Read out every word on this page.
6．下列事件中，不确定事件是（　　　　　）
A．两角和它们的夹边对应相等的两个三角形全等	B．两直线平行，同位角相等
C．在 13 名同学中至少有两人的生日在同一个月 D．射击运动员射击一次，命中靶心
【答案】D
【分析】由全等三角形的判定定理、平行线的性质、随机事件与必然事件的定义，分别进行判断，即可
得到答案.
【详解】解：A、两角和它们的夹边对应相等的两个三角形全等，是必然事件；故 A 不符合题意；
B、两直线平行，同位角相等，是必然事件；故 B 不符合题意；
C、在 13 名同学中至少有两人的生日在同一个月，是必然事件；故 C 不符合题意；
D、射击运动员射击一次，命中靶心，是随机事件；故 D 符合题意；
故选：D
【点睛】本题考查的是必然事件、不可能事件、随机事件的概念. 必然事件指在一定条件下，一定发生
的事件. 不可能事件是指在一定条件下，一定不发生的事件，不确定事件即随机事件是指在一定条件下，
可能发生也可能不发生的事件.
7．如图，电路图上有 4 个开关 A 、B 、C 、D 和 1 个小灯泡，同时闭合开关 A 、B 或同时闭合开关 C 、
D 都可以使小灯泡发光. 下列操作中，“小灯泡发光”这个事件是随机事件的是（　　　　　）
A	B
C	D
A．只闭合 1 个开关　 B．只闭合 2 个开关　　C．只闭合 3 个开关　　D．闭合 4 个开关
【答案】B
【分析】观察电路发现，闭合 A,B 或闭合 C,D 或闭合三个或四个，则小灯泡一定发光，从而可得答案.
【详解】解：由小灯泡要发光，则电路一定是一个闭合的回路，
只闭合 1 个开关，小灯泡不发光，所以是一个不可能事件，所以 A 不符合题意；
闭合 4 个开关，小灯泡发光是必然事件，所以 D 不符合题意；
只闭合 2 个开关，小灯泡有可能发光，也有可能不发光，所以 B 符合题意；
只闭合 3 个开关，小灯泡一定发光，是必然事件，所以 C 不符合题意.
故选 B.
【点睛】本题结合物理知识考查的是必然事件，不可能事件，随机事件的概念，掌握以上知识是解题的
──────────────────────────────
■ **Brief**: Every line above needs to be retyped exactly.

■ **Solved problem**:
Read out every word on this page.
6．下列事件中，不确定事件是（　　　　　）
A．两角和它们的夹边对应相等的两个三角形全等	B．两直线平行，同位角相等
C．在 13 名同学中至少有两人的生日在同一个月 D．射击运动员射击一次，命中靶心
【答案】D
【分析】由全等三角形的判定定理、平行线的性质、随机事件与必然事件的定义，分别进行判断，即可
得到答案.
【详解】解：A、两角和它们的夹边对应相等的两个三角形全等，是必然事件；故 A 不符合题意；
B、两直线平行，同位角相等，是必然事件；故 B 不符合题意；
C、在 13 名同学中至少有两人的生日在同一个月，是必然事件；故 C 不符合题意；
D、射击运动员射击一次，命中靶心，是随机事件；故 D 符合题意；
故选：D
【点睛】本题考查的是必然事件、不可能事件、随机事件的概念. 必然事件指在一定条件下，一定发生
的事件. 不可能事件是指在一定条件下，一定不发生的事件，不确定事件即随机事件是指在一定条件下，
可能发生也可能不发生的事件.
7．如图，电路图上有 4 个开关 A 、B 、C 、D 和 1 个小灯泡，同时闭合开关 A 、B 或同时闭合开关 C 、
D 都可以使小灯泡发光. 下列操作中，“小灯泡发光”这个事件是随机事件的是（　　　　　）
A	B
C	D
A．只闭合 1 个开关　 B．只闭合 2 个开关　　C．只闭合 3 个开关　　D．闭合 4 个开关
【答案】B
【分析】观察电路发现，闭合 A,B 或闭合 C,D 或闭合三个或四个，则小灯泡一定发光，从而可得答案.
【详解】解：由小灯泡要发光，则电路一定是一个闭合的回路，
只闭合 1 个开关，小灯泡不发光，所以是一个不可能事件，所以 A 不符合题意；
闭合 4 个开关，小灯泡发光是必然事件，所以 D 不符合题意；
只闭合 2 个开关，小灯泡有可能发光，也有可能不发光，所以 B 符合题意；
只闭合 3 个开关，小灯泡一定发光，是必然事件，所以 C 不符合题意.
故选 B.
【点睛】本题结合物理知识考查的是必然事件，不可能事件，随机事件的概念，掌握以上知识是解题的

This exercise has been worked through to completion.